[start]

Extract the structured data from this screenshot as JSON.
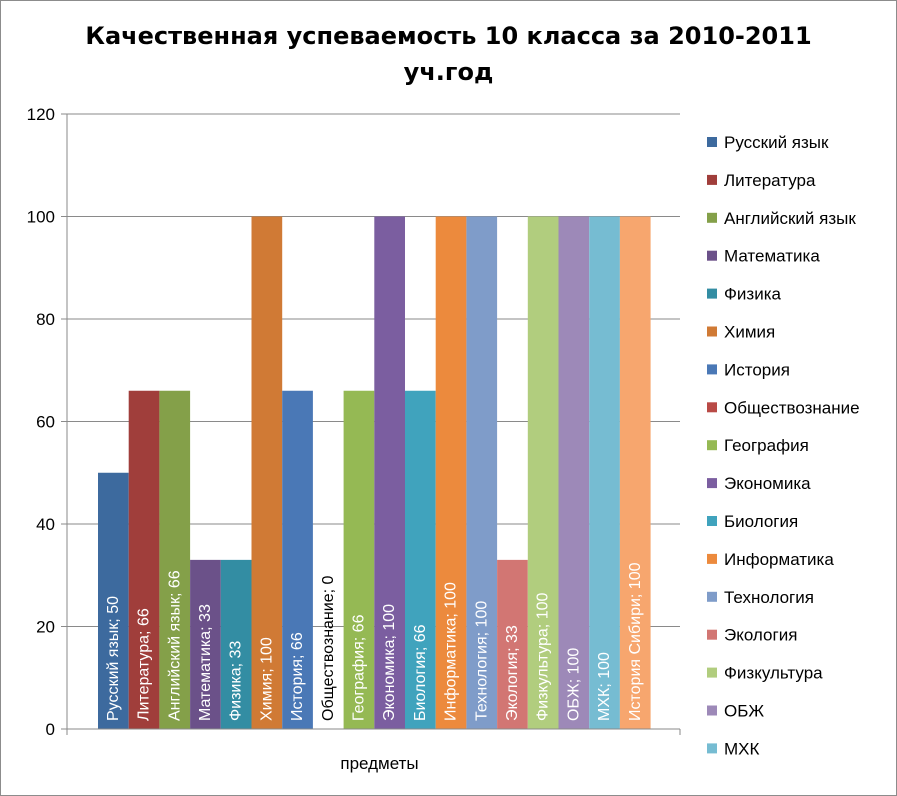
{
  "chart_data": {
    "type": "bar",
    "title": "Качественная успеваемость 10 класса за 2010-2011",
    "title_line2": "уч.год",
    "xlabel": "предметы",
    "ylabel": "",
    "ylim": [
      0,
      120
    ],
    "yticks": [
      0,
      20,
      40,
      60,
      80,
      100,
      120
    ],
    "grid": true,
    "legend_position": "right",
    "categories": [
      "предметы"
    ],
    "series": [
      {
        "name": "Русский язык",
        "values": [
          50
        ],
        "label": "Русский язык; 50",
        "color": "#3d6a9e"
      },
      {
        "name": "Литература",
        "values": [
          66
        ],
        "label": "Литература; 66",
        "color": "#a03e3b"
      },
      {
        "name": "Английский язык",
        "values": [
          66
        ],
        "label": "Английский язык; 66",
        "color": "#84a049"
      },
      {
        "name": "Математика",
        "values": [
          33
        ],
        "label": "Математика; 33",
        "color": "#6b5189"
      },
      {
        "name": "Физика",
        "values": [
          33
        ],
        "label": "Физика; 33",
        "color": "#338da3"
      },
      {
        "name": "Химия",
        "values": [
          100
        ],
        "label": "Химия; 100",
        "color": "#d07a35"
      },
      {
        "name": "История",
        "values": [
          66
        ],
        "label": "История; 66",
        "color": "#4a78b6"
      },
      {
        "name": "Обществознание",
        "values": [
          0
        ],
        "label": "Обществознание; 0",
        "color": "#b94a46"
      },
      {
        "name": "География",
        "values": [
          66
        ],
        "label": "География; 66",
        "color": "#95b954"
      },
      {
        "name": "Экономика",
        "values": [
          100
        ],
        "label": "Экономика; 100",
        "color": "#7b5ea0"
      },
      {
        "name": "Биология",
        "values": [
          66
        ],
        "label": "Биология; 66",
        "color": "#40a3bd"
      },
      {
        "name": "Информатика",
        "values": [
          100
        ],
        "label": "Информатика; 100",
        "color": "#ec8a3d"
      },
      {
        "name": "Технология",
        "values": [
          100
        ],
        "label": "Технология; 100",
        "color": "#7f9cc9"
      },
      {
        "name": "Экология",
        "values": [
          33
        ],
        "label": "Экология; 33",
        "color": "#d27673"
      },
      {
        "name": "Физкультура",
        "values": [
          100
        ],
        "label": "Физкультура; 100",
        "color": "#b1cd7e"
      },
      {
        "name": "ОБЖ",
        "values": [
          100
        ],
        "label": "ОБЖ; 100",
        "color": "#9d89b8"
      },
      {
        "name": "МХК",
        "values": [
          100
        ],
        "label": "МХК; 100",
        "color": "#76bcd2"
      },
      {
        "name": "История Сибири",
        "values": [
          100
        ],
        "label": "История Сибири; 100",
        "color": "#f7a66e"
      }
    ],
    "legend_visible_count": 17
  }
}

[end]
[start]

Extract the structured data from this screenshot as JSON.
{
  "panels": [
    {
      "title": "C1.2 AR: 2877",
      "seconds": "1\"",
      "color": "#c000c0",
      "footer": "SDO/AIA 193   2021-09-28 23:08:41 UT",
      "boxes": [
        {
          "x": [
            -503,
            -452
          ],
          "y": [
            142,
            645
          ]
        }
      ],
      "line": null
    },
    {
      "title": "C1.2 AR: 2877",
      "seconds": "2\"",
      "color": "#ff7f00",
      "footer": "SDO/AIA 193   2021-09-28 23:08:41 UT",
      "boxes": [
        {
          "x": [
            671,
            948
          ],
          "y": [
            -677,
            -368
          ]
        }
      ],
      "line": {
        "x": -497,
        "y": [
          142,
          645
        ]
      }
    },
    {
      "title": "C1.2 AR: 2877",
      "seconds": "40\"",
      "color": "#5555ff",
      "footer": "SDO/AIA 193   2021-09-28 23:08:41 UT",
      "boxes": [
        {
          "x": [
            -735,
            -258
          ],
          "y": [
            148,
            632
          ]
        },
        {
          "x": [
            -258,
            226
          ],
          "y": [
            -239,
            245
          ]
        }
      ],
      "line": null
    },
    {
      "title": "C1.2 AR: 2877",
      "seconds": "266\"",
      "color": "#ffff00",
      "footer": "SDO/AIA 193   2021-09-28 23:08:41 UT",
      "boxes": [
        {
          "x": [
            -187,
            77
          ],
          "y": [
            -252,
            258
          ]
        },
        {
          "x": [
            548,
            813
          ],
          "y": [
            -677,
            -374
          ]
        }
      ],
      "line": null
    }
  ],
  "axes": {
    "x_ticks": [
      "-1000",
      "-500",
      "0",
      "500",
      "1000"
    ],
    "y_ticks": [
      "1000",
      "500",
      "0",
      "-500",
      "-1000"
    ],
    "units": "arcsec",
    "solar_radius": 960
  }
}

[end]

TASK TO CARRY OUT: Search the listing for the word "История" and return each line that holds it.

WORKED ANSWER:
        "name": "История",
        "label": "История; 66",
        "name": "История Сибири",
        "label": "История Сибири; 100",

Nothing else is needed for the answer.